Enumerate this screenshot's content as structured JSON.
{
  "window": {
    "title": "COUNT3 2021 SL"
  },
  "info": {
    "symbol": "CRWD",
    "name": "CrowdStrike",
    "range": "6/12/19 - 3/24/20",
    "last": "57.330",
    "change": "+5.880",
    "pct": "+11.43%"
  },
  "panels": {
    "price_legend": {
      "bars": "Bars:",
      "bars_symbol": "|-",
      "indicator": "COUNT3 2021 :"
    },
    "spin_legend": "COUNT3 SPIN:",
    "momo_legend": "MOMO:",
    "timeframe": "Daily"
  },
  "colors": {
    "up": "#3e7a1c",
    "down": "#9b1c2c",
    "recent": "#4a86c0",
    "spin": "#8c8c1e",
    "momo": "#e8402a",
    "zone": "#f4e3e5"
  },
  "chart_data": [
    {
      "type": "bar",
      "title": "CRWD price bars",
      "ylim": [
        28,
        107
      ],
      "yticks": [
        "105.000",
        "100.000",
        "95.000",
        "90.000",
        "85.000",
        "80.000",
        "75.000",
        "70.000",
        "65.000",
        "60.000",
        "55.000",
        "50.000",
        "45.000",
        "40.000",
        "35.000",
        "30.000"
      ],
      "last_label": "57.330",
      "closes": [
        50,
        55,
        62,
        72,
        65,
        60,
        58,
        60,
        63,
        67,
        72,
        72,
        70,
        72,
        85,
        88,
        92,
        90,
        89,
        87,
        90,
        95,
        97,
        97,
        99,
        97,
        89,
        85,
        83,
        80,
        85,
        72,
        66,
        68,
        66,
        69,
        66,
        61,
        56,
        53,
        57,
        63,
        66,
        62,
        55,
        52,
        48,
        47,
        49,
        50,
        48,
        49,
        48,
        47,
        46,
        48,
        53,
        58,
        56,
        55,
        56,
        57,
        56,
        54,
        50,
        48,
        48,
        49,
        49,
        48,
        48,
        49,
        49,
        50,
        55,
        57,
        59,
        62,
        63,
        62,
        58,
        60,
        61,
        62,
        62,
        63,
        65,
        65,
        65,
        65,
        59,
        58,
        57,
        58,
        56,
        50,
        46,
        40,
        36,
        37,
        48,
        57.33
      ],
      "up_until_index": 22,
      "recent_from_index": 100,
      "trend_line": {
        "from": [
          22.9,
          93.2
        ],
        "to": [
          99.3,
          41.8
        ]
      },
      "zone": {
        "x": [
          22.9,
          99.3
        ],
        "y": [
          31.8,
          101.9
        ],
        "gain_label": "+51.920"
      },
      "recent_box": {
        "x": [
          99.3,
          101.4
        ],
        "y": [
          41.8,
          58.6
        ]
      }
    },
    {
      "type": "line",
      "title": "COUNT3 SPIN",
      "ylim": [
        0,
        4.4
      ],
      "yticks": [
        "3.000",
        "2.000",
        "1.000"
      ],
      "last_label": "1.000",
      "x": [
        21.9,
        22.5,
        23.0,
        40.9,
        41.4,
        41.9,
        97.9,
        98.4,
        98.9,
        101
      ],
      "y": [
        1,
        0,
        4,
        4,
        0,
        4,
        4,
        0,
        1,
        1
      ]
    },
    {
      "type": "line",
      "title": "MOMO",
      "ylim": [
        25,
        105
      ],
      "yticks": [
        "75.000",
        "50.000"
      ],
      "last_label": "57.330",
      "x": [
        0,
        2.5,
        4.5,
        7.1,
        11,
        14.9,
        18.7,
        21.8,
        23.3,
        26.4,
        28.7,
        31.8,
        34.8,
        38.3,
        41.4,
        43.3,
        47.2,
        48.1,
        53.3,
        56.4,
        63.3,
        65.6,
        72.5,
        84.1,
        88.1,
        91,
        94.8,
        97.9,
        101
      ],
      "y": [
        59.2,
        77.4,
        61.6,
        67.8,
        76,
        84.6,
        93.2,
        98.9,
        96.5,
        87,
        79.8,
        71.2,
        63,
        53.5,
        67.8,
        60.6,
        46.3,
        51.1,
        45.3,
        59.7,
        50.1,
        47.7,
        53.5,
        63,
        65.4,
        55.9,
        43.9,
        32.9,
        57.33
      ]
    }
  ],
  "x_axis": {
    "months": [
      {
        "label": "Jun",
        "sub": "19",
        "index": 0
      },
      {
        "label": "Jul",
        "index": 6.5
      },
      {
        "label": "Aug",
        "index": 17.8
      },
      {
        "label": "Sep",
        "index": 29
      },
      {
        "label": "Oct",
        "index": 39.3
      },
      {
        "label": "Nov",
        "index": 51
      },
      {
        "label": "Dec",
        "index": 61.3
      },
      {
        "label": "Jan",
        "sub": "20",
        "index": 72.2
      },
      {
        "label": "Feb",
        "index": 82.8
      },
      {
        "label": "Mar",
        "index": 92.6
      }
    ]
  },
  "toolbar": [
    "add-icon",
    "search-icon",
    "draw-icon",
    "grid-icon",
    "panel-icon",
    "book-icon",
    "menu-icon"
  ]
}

* _Goal_
Your task is to reproduce all of the records exactly.

* _Response to this task_
Enumerate this screenshot's content as structured JSON.
{
  "window": {
    "title": "COUNT3 2021 SL"
  },
  "info": {
    "symbol": "CRWD",
    "name": "CrowdStrike",
    "range": "6/12/19 - 3/24/20",
    "last": "57.330",
    "change": "+5.880",
    "pct": "+11.43%"
  },
  "panels": {
    "price_legend": {
      "bars": "Bars:",
      "bars_symbol": "|-",
      "indicator": "COUNT3 2021 :"
    },
    "spin_legend": "COUNT3 SPIN:",
    "momo_legend": "MOMO:",
    "timeframe": "Daily"
  },
  "colors": {
    "up": "#3e7a1c",
    "down": "#9b1c2c",
    "recent": "#4a86c0",
    "spin": "#8c8c1e",
    "momo": "#e8402a",
    "zone": "#f4e3e5"
  },
  "chart_data": [
    {
      "type": "bar",
      "title": "CRWD price bars",
      "ylim": [
        28,
        107
      ],
      "yticks": [
        "105.000",
        "100.000",
        "95.000",
        "90.000",
        "85.000",
        "80.000",
        "75.000",
        "70.000",
        "65.000",
        "60.000",
        "55.000",
        "50.000",
        "45.000",
        "40.000",
        "35.000",
        "30.000"
      ],
      "last_label": "57.330",
      "closes": [
        50,
        55,
        62,
        72,
        65,
        60,
        58,
        60,
        63,
        67,
        72,
        72,
        70,
        72,
        85,
        88,
        92,
        90,
        89,
        87,
        90,
        95,
        97,
        97,
        99,
        97,
        89,
        85,
        83,
        80,
        85,
        72,
        66,
        68,
        66,
        69,
        66,
        61,
        56,
        53,
        57,
        63,
        66,
        62,
        55,
        52,
        48,
        47,
        49,
        50,
        48,
        49,
        48,
        47,
        46,
        48,
        53,
        58,
        56,
        55,
        56,
        57,
        56,
        54,
        50,
        48,
        48,
        49,
        49,
        48,
        48,
        49,
        49,
        50,
        55,
        57,
        59,
        62,
        63,
        62,
        58,
        60,
        61,
        62,
        62,
        63,
        65,
        65,
        65,
        65,
        59,
        58,
        57,
        58,
        56,
        50,
        46,
        40,
        36,
        37,
        48,
        57.33
      ],
      "up_until_index": 22,
      "recent_from_index": 100,
      "trend_line": {
        "from": [
          22.9,
          93.2
        ],
        "to": [
          99.3,
          41.8
        ]
      },
      "zone": {
        "x": [
          22.9,
          99.3
        ],
        "y": [
          31.8,
          101.9
        ],
        "gain_label": "+51.920"
      },
      "recent_box": {
        "x": [
          99.3,
          101.4
        ],
        "y": [
          41.8,
          58.6
        ]
      }
    },
    {
      "type": "line",
      "title": "COUNT3 SPIN",
      "ylim": [
        0,
        4.4
      ],
      "yticks": [
        "3.000",
        "2.000",
        "1.000"
      ],
      "last_label": "1.000",
      "x": [
        21.9,
        22.5,
        23.0,
        40.9,
        41.4,
        41.9,
        97.9,
        98.4,
        98.9,
        101
      ],
      "y": [
        1,
        0,
        4,
        4,
        0,
        4,
        4,
        0,
        1,
        1
      ]
    },
    {
      "type": "line",
      "title": "MOMO",
      "ylim": [
        25,
        105
      ],
      "yticks": [
        "75.000",
        "50.000"
      ],
      "last_label": "57.330",
      "x": [
        0,
        2.5,
        4.5,
        7.1,
        11,
        14.9,
        18.7,
        21.8,
        23.3,
        26.4,
        28.7,
        31.8,
        34.8,
        38.3,
        41.4,
        43.3,
        47.2,
        48.1,
        53.3,
        56.4,
        63.3,
        65.6,
        72.5,
        84.1,
        88.1,
        91,
        94.8,
        97.9,
        101
      ],
      "y": [
        59.2,
        77.4,
        61.6,
        67.8,
        76,
        84.6,
        93.2,
        98.9,
        96.5,
        87,
        79.8,
        71.2,
        63,
        53.5,
        67.8,
        60.6,
        46.3,
        51.1,
        45.3,
        59.7,
        50.1,
        47.7,
        53.5,
        63,
        65.4,
        55.9,
        43.9,
        32.9,
        57.33
      ]
    }
  ],
  "x_axis": {
    "months": [
      {
        "label": "Jun",
        "sub": "19",
        "index": 0
      },
      {
        "label": "Jul",
        "index": 6.5
      },
      {
        "label": "Aug",
        "index": 17.8
      },
      {
        "label": "Sep",
        "index": 29
      },
      {
        "label": "Oct",
        "index": 39.3
      },
      {
        "label": "Nov",
        "index": 51
      },
      {
        "label": "Dec",
        "index": 61.3
      },
      {
        "label": "Jan",
        "sub": "20",
        "index": 72.2
      },
      {
        "label": "Feb",
        "index": 82.8
      },
      {
        "label": "Mar",
        "index": 92.6
      }
    ]
  },
  "toolbar": [
    "add-icon",
    "search-icon",
    "draw-icon",
    "grid-icon",
    "panel-icon",
    "book-icon",
    "menu-icon"
  ]
}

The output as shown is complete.